Instructions for the task
Set down each line of the material that follows, exactly, with no pictures.

Extracted data entries
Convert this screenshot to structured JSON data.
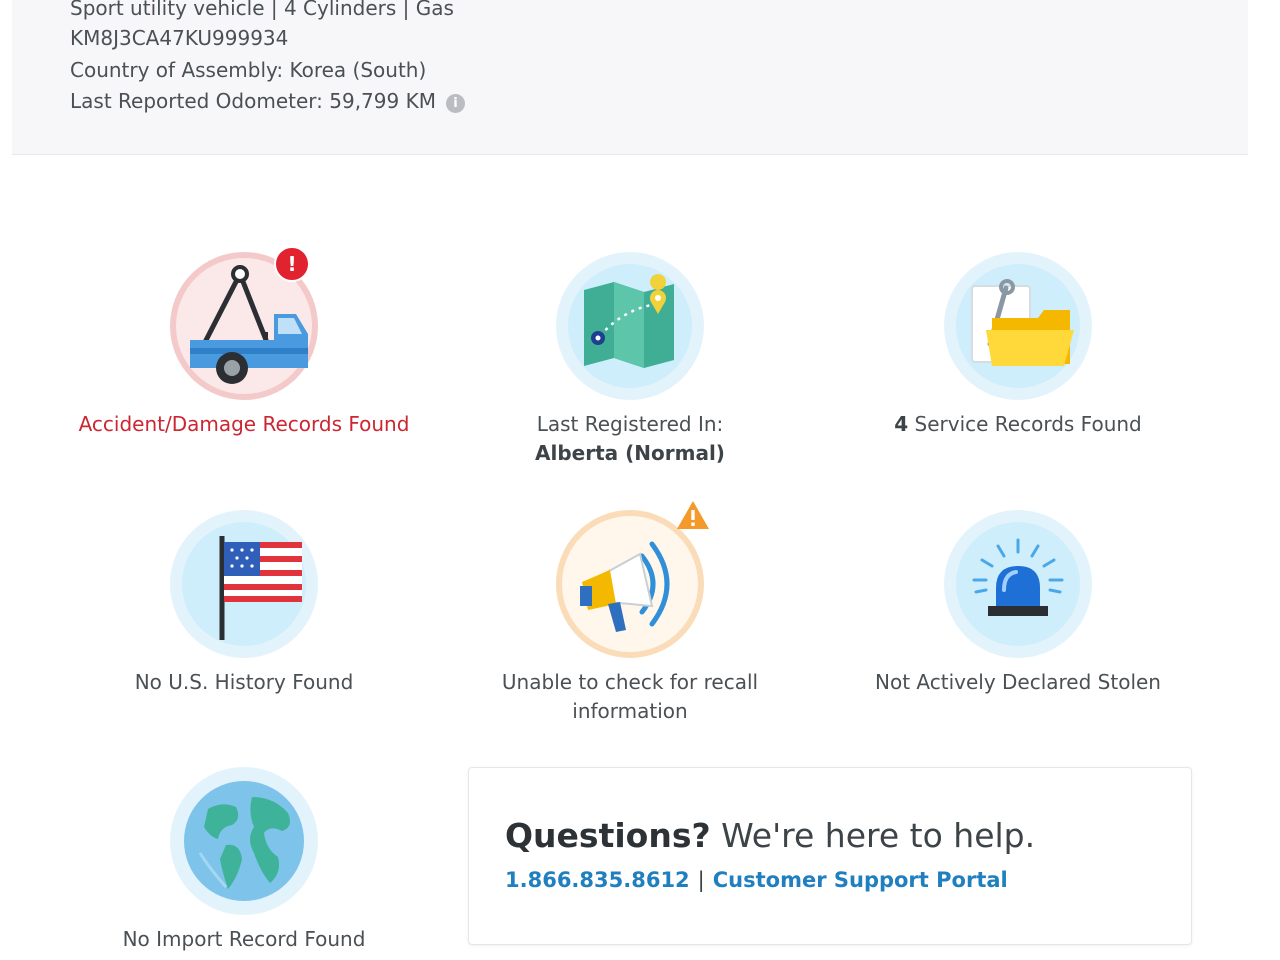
{
  "vehicle": {
    "spec": "Sport utility vehicle | 4 Cylinders | Gas",
    "vin": "KM8J3CA47KU999934",
    "assembly": "Country of Assembly: Korea (South)",
    "odometer": "Last Reported Odometer: 59,799 KM",
    "info_icon": "info-icon"
  },
  "tiles": {
    "accident": {
      "label": "Accident/Damage Records Found",
      "icon": "tow-truck-icon",
      "badge": "!"
    },
    "registered": {
      "label_prefix": "Last Registered In:",
      "label_value": "Alberta (Normal)",
      "icon": "map-icon"
    },
    "service": {
      "count": "4",
      "label_suffix": " Service Records Found",
      "icon": "folder-wrench-icon"
    },
    "us_history": {
      "label": "No U.S. History Found",
      "icon": "us-flag-icon"
    },
    "recall": {
      "label": "Unable to check for recall information",
      "icon": "megaphone-icon",
      "badge": "!"
    },
    "stolen": {
      "label": "Not Actively Declared Stolen",
      "icon": "siren-icon"
    },
    "import": {
      "label": "No Import Record Found",
      "icon": "globe-icon"
    }
  },
  "help": {
    "title": "Questions?",
    "subtitle": " We're here to help.",
    "phone": "1.866.835.8612",
    "separator": "|",
    "portal": "Customer Support Portal"
  },
  "colors": {
    "danger": "#cc2632",
    "link": "#1f7fbf",
    "warning": "#f39a2b",
    "halo_blue": "#e3f3fc"
  }
}
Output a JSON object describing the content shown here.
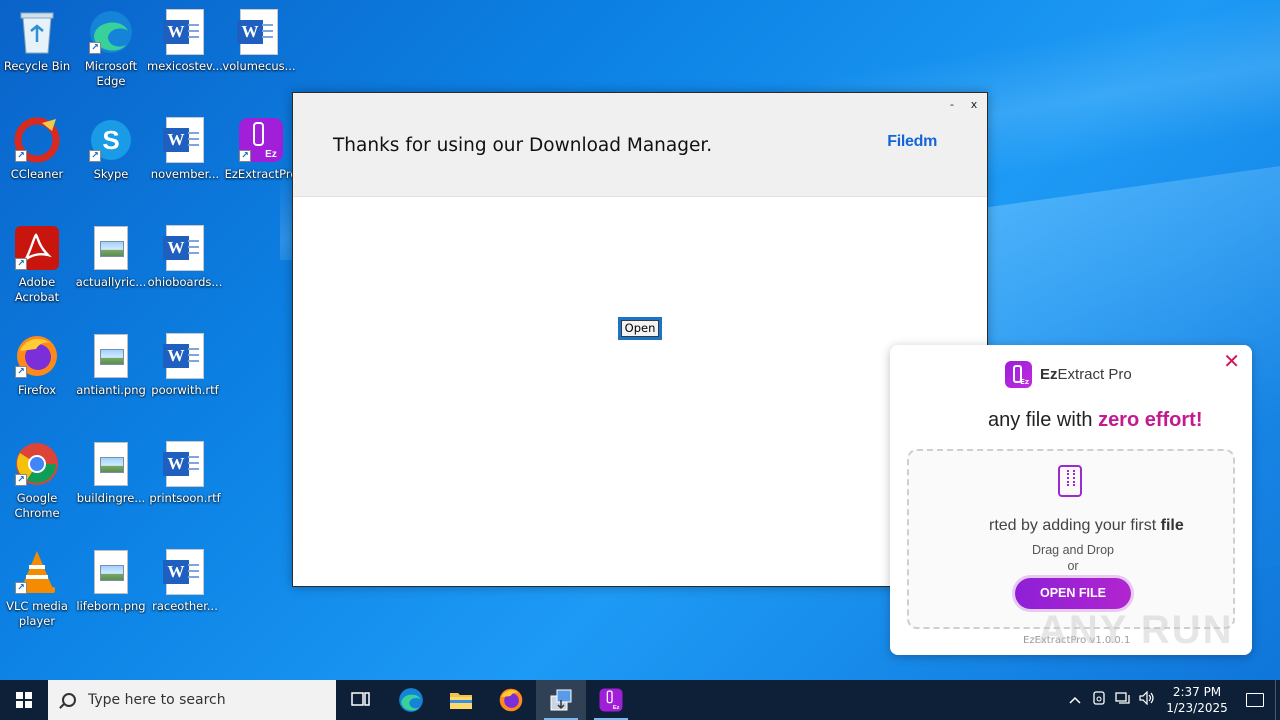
{
  "desktop": {
    "icons": [
      {
        "label": "Recycle Bin",
        "icon": "recycle-bin-icon"
      },
      {
        "label": "Microsoft Edge",
        "icon": "edge-icon"
      },
      {
        "label": "mexicostev...",
        "icon": "word-doc-icon"
      },
      {
        "label": "volumecus...",
        "icon": "word-doc-icon"
      },
      {
        "label": "CCleaner",
        "icon": "ccleaner-icon"
      },
      {
        "label": "Skype",
        "icon": "skype-icon"
      },
      {
        "label": "november...",
        "icon": "word-doc-icon"
      },
      {
        "label": "EzExtractPro",
        "icon": "ezextract-icon"
      },
      {
        "label": "Adobe Acrobat",
        "icon": "acrobat-icon"
      },
      {
        "label": "actuallyric...",
        "icon": "png-file-icon"
      },
      {
        "label": "ohioboards...",
        "icon": "word-doc-icon"
      },
      {
        "label": "Firefox",
        "icon": "firefox-icon"
      },
      {
        "label": "antianti.png",
        "icon": "png-file-icon"
      },
      {
        "label": "poorwith.rtf",
        "icon": "word-doc-icon"
      },
      {
        "label": "Google Chrome",
        "icon": "chrome-icon"
      },
      {
        "label": "buildingre...",
        "icon": "png-file-icon"
      },
      {
        "label": "printsoon.rtf",
        "icon": "word-doc-icon"
      },
      {
        "label": "VLC media player",
        "icon": "vlc-icon"
      },
      {
        "label": "lifeborn.png",
        "icon": "png-file-icon"
      },
      {
        "label": "raceother...",
        "icon": "word-doc-icon"
      }
    ]
  },
  "filedm": {
    "title": "Thanks for using our Download Manager.",
    "logo": "Filedm",
    "minimize": "-",
    "close": "x",
    "open_button": "Open"
  },
  "ezextract": {
    "brand_bold": "Ez",
    "brand_rest": "Extract Pro",
    "logo_text": "Ez",
    "close": "✕",
    "tagline_pre": "any file with ",
    "tagline_bold": "zero effort!",
    "start_pre": "rted by adding your first ",
    "start_bold": "file",
    "drag_drop": "Drag and Drop",
    "or": "or",
    "open_file": "OPEN FILE",
    "version": "EzExtractPro v1.0.0.1"
  },
  "watermark": "ANY RUN",
  "taskbar": {
    "search_placeholder": "Type here to search",
    "time": "2:37 PM",
    "date": "1/23/2025",
    "accent": "#0d2038"
  }
}
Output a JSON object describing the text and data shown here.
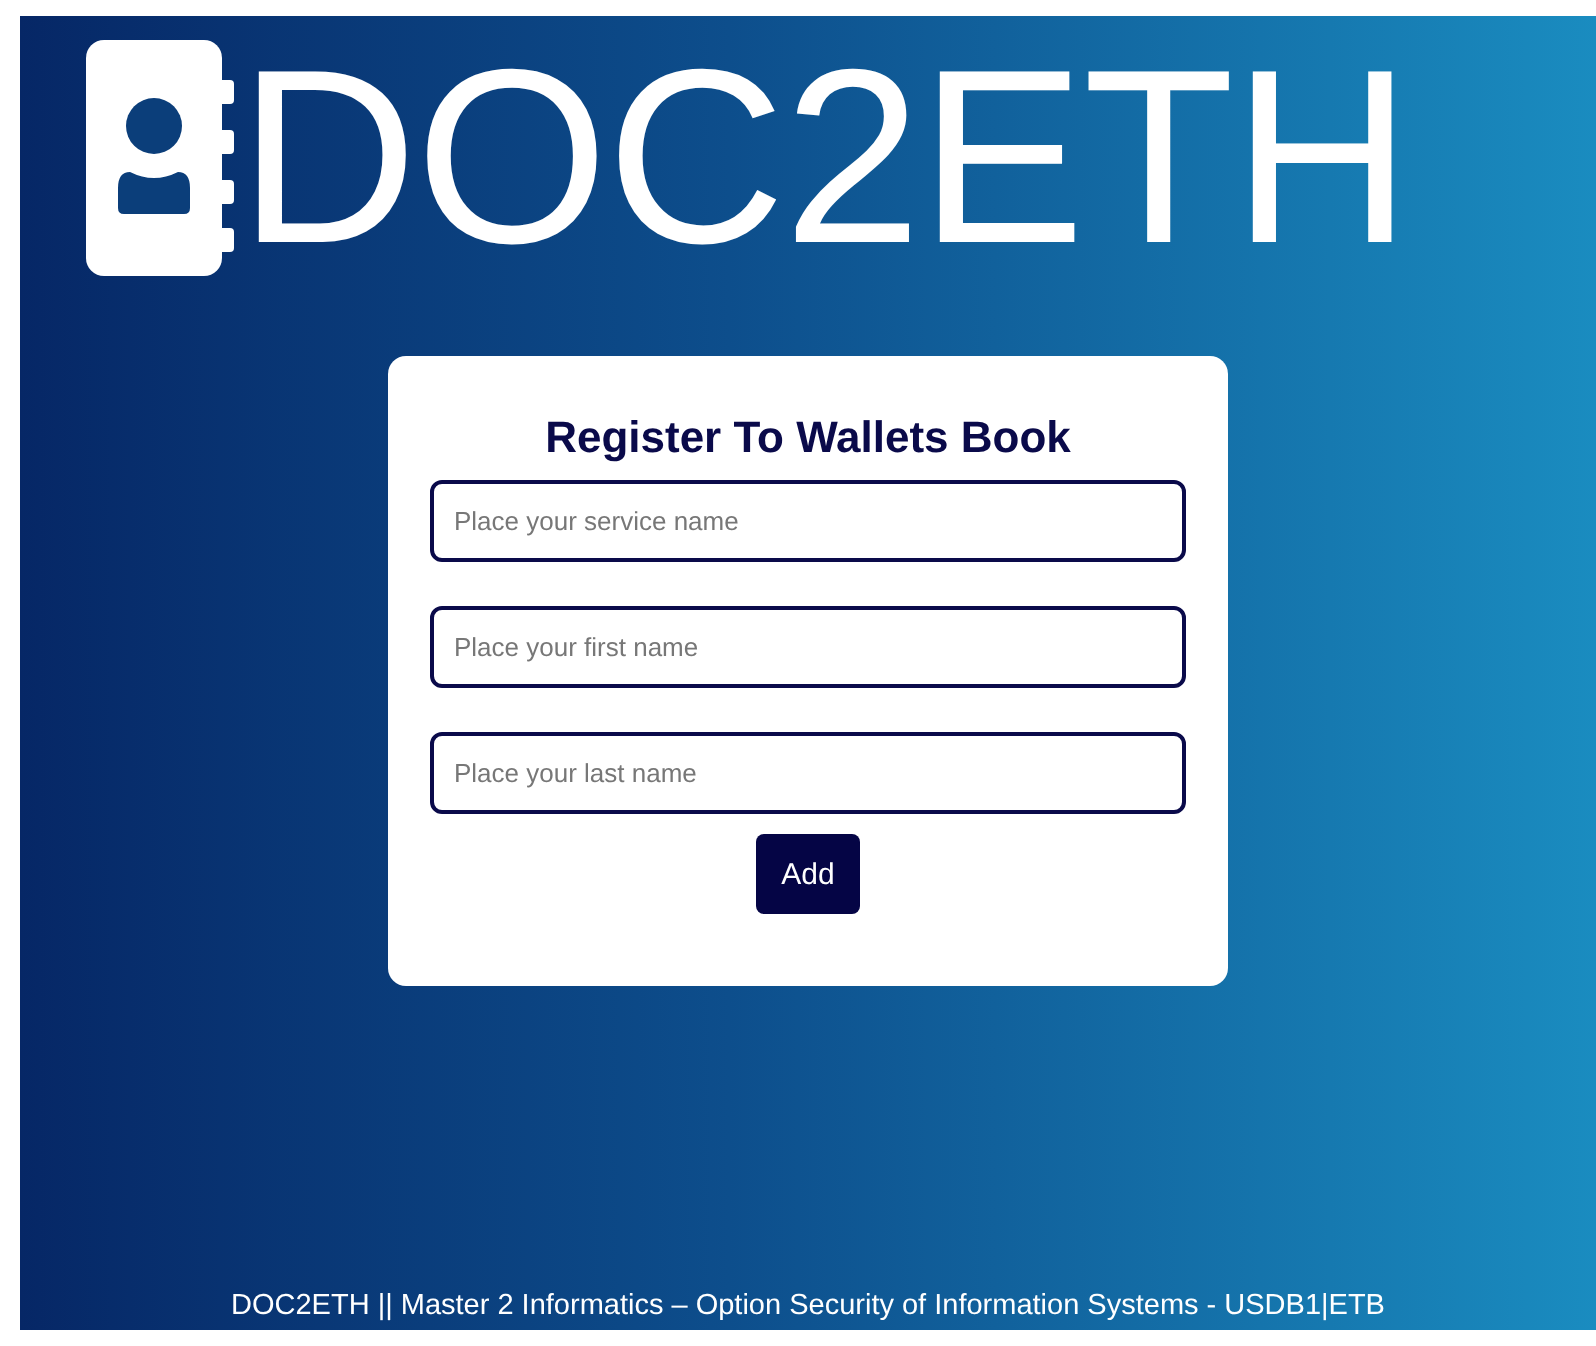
{
  "brand": {
    "name": "DOC2ETH"
  },
  "form": {
    "title": "Register To Wallets Book",
    "fields": [
      {
        "placeholder": "Place your service name"
      },
      {
        "placeholder": "Place your first name"
      },
      {
        "placeholder": "Place your last name"
      }
    ],
    "submit": "Add"
  },
  "footer": "DOC2ETH || Master 2 Informatics – Option Security of Information Systems - USDB1|ETB"
}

Exercise answer
Convert this screenshot to structured JSON data.
{
  "vehicle": {
    "spec": "Sport utility vehicle | 4 Cylinders | Gas",
    "vin": "KM8J3CA47KU999934",
    "assembly": "Country of Assembly: Korea (South)",
    "odometer": "Last Reported Odometer: 59,799 KM",
    "info_icon": "info-icon"
  },
  "tiles": {
    "accident": {
      "label": "Accident/Damage Records Found",
      "icon": "tow-truck-icon",
      "badge": "!"
    },
    "registered": {
      "label_prefix": "Last Registered In:",
      "label_value": "Alberta (Normal)",
      "icon": "map-icon"
    },
    "service": {
      "count": "4",
      "label_suffix": " Service Records Found",
      "icon": "folder-wrench-icon"
    },
    "us_history": {
      "label": "No U.S. History Found",
      "icon": "us-flag-icon"
    },
    "recall": {
      "label": "Unable to check for recall information",
      "icon": "megaphone-icon",
      "badge": "!"
    },
    "stolen": {
      "label": "Not Actively Declared Stolen",
      "icon": "siren-icon"
    },
    "import": {
      "label": "No Import Record Found",
      "icon": "globe-icon"
    }
  },
  "help": {
    "title": "Questions?",
    "subtitle": " We're here to help.",
    "phone": "1.866.835.8612",
    "separator": "|",
    "portal": "Customer Support Portal"
  },
  "colors": {
    "danger": "#cc2632",
    "link": "#1f7fbf",
    "warning": "#f39a2b",
    "halo_blue": "#e3f3fc"
  }
}
Output a JSON object describing the content shown here.
{
  "desktop": {
    "icons": [
      {
        "label": "Recycle Bin",
        "icon": "recycle-bin-icon"
      },
      {
        "label": "Microsoft Edge",
        "icon": "edge-icon"
      },
      {
        "label": "mexicostev...",
        "icon": "word-doc-icon"
      },
      {
        "label": "volumecus...",
        "icon": "word-doc-icon"
      },
      {
        "label": "CCleaner",
        "icon": "ccleaner-icon"
      },
      {
        "label": "Skype",
        "icon": "skype-icon"
      },
      {
        "label": "november...",
        "icon": "word-doc-icon"
      },
      {
        "label": "EzExtractPro",
        "icon": "ezextract-icon"
      },
      {
        "label": "Adobe Acrobat",
        "icon": "acrobat-icon"
      },
      {
        "label": "actuallyric...",
        "icon": "png-file-icon"
      },
      {
        "label": "ohioboards...",
        "icon": "word-doc-icon"
      },
      {
        "label": "Firefox",
        "icon": "firefox-icon"
      },
      {
        "label": "antianti.png",
        "icon": "png-file-icon"
      },
      {
        "label": "poorwith.rtf",
        "icon": "word-doc-icon"
      },
      {
        "label": "Google Chrome",
        "icon": "chrome-icon"
      },
      {
        "label": "buildingre...",
        "icon": "png-file-icon"
      },
      {
        "label": "printsoon.rtf",
        "icon": "word-doc-icon"
      },
      {
        "label": "VLC media player",
        "icon": "vlc-icon"
      },
      {
        "label": "lifeborn.png",
        "icon": "png-file-icon"
      },
      {
        "label": "raceother...",
        "icon": "word-doc-icon"
      }
    ]
  },
  "filedm": {
    "title": "Thanks for using our Download Manager.",
    "logo": "Filedm",
    "minimize": "-",
    "close": "x",
    "open_button": "Open"
  },
  "ezextract": {
    "brand_bold": "Ez",
    "brand_rest": "Extract Pro",
    "logo_text": "Ez",
    "close": "✕",
    "tagline_pre": "any file with ",
    "tagline_bold": "zero effort!",
    "start_pre": "rted by adding your first ",
    "start_bold": "file",
    "drag_drop": "Drag and Drop",
    "or": "or",
    "open_file": "OPEN FILE",
    "version": "EzExtractPro v1.0.0.1"
  },
  "watermark": "ANY RUN",
  "taskbar": {
    "search_placeholder": "Type here to search",
    "time": "2:37 PM",
    "date": "1/23/2025",
    "accent": "#0d2038"
  }
}
Output a JSON object describing the text and data shown here.
{
  "brand": {
    "name": "DOC2ETH"
  },
  "form": {
    "title": "Register To Wallets Book",
    "fields": [
      {
        "placeholder": "Place your service name"
      },
      {
        "placeholder": "Place your first name"
      },
      {
        "placeholder": "Place your last name"
      }
    ],
    "submit": "Add"
  },
  "footer": "DOC2ETH || Master 2 Informatics – Option Security of Information Systems - USDB1|ETB"
}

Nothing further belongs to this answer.